Required task: Every line of the material that follows must be printed again exactly.

#### Extracted information ####

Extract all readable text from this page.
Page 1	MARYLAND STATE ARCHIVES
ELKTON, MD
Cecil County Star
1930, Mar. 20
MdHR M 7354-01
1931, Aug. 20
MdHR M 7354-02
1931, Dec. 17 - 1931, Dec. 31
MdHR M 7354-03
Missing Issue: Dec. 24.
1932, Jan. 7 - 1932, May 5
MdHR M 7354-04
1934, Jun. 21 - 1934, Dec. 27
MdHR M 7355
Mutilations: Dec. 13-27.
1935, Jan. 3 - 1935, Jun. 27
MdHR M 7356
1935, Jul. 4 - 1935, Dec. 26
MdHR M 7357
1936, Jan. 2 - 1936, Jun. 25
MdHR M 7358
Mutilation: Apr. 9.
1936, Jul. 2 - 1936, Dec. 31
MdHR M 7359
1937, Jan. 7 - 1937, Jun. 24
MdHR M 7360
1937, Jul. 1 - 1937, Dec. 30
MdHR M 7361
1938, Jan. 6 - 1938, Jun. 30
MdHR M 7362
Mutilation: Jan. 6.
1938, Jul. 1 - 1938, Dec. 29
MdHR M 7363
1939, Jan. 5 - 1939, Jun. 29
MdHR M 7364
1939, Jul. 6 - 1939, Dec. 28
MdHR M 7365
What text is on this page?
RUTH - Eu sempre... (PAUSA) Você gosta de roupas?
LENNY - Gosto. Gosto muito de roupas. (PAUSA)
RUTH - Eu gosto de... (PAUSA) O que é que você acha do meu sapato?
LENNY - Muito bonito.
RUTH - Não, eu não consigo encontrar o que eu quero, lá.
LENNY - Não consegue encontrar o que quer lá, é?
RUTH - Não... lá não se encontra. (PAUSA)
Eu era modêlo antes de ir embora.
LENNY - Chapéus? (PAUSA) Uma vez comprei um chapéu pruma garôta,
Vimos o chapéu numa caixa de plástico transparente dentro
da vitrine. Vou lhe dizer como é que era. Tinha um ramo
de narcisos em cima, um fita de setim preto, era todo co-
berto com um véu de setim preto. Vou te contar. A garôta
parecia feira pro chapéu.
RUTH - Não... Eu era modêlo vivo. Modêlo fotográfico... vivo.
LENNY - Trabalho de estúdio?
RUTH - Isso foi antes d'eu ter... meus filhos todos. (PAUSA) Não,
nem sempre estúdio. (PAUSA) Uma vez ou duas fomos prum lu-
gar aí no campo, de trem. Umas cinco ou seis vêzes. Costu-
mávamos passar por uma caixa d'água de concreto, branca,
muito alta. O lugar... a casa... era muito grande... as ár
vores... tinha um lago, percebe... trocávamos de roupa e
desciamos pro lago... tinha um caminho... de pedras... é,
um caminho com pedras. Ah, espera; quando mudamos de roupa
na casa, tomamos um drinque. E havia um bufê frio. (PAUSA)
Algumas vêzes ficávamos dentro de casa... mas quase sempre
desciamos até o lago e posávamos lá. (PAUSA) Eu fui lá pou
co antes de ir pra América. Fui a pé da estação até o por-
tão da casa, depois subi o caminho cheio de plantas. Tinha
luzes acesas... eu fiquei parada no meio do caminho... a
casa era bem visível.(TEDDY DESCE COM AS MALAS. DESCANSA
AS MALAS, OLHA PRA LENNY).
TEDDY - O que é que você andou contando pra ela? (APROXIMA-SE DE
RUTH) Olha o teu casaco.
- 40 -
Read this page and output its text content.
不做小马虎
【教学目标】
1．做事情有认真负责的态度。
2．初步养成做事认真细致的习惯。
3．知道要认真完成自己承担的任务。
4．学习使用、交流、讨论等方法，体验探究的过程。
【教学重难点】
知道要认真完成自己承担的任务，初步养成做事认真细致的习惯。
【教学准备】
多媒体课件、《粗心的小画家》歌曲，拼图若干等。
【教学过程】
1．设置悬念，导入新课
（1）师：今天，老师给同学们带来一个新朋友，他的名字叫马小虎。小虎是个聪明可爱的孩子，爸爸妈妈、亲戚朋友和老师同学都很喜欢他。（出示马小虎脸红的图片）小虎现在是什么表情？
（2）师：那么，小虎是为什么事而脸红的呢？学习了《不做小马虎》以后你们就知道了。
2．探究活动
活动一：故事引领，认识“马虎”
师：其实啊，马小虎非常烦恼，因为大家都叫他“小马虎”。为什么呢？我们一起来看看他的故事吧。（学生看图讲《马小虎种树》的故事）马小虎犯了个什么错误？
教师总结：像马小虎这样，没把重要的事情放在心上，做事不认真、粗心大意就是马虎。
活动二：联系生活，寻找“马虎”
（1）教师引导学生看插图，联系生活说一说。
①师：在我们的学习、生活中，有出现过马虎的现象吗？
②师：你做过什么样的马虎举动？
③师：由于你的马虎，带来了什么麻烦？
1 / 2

####

Solution:
Extract all readable text from this page.
Page 1	MARYLAND STATE ARCHIVES
ELKTON, MD
Cecil County Star
1930, Mar. 20
MdHR M 7354-01
1931, Aug. 20
MdHR M 7354-02
1931, Dec. 17 - 1931, Dec. 31
MdHR M 7354-03
Missing Issue: Dec. 24.
1932, Jan. 7 - 1932, May 5
MdHR M 7354-04
1934, Jun. 21 - 1934, Dec. 27
MdHR M 7355
Mutilations: Dec. 13-27.
1935, Jan. 3 - 1935, Jun. 27
MdHR M 7356
1935, Jul. 4 - 1935, Dec. 26
MdHR M 7357
1936, Jan. 2 - 1936, Jun. 25
MdHR M 7358
Mutilation: Apr. 9.
1936, Jul. 2 - 1936, Dec. 31
MdHR M 7359
1937, Jan. 7 - 1937, Jun. 24
MdHR M 7360
1937, Jul. 1 - 1937, Dec. 30
MdHR M 7361
1938, Jan. 6 - 1938, Jun. 30
MdHR M 7362
Mutilation: Jan. 6.
1938, Jul. 1 - 1938, Dec. 29
MdHR M 7363
1939, Jan. 5 - 1939, Jun. 29
MdHR M 7364
1939, Jul. 6 - 1939, Dec. 28
MdHR M 7365
What text is on this page?
RUTH - Eu sempre... (PAUSA) Você gosta de roupas?
LENNY - Gosto. Gosto muito de roupas. (PAUSA)
RUTH - Eu gosto de... (PAUSA) O que é que você acha do meu sapato?
LENNY - Muito bonito.
RUTH - Não, eu não consigo encontrar o que eu quero, lá.
LENNY - Não consegue encontrar o que quer lá, é?
RUTH - Não... lá não se encontra. (PAUSA)
Eu era modêlo antes de ir embora.
LENNY - Chapéus? (PAUSA) Uma vez comprei um chapéu pruma garôta,
Vimos o chapéu numa caixa de plástico transparente dentro
da vitrine. Vou lhe dizer como é que era. Tinha um ramo
de narcisos em cima, um fita de setim preto, era todo co-
berto com um véu de setim preto. Vou te contar. A garôta
parecia feira pro chapéu.
RUTH - Não... Eu era modêlo vivo. Modêlo fotográfico... vivo.
LENNY - Trabalho de estúdio?
RUTH - Isso foi antes d'eu ter... meus filhos todos. (PAUSA) Não,
nem sempre estúdio. (PAUSA) Uma vez ou duas fomos prum lu-
gar aí no campo, de trem. Umas cinco ou seis vêzes. Costu-
mávamos passar por uma caixa d'água de concreto, branca,
muito alta. O lugar... a casa... era muito grande... as ár
vores... tinha um lago, percebe... trocávamos de roupa e
desciamos pro lago... tinha um caminho... de pedras... é,
um caminho com pedras. Ah, espera; quando mudamos de roupa
na casa, tomamos um drinque. E havia um bufê frio. (PAUSA)
Algumas vêzes ficávamos dentro de casa... mas quase sempre
desciamos até o lago e posávamos lá. (PAUSA) Eu fui lá pou
co antes de ir pra América. Fui a pé da estação até o por-
tão da casa, depois subi o caminho cheio de plantas. Tinha
luzes acesas... eu fiquei parada no meio do caminho... a
casa era bem visível.(TEDDY DESCE COM AS MALAS. DESCANSA
AS MALAS, OLHA PRA LENNY).
TEDDY - O que é que você andou contando pra ela? (APROXIMA-SE DE
RUTH) Olha o teu casaco.
- 40 -
Read this page and output its text content.
不做小马虎
【教学目标】
1．做事情有认真负责的态度。
2．初步养成做事认真细致的习惯。
3．知道要认真完成自己承担的任务。
4．学习使用、交流、讨论等方法，体验探究的过程。
【教学重难点】
知道要认真完成自己承担的任务，初步养成做事认真细致的习惯。
【教学准备】
多媒体课件、《粗心的小画家》歌曲，拼图若干等。
【教学过程】
1．设置悬念，导入新课
（1）师：今天，老师给同学们带来一个新朋友，他的名字叫马小虎。小虎是个聪明可爱的孩子，爸爸妈妈、亲戚朋友和老师同学都很喜欢他。（出示马小虎脸红的图片）小虎现在是什么表情？
（2）师：那么，小虎是为什么事而脸红的呢？学习了《不做小马虎》以后你们就知道了。
2．探究活动
活动一：故事引领，认识“马虎”
师：其实啊，马小虎非常烦恼，因为大家都叫他“小马虎”。为什么呢？我们一起来看看他的故事吧。（学生看图讲《马小虎种树》的故事）马小虎犯了个什么错误？
教师总结：像马小虎这样，没把重要的事情放在心上，做事不认真、粗心大意就是马虎。
活动二：联系生活，寻找“马虎”
（1）教师引导学生看插图，联系生活说一说。
①师：在我们的学习、生活中，有出现过马虎的现象吗？
②师：你做过什么样的马虎举动？
③师：由于你的马虎，带来了什么麻烦？
1 / 2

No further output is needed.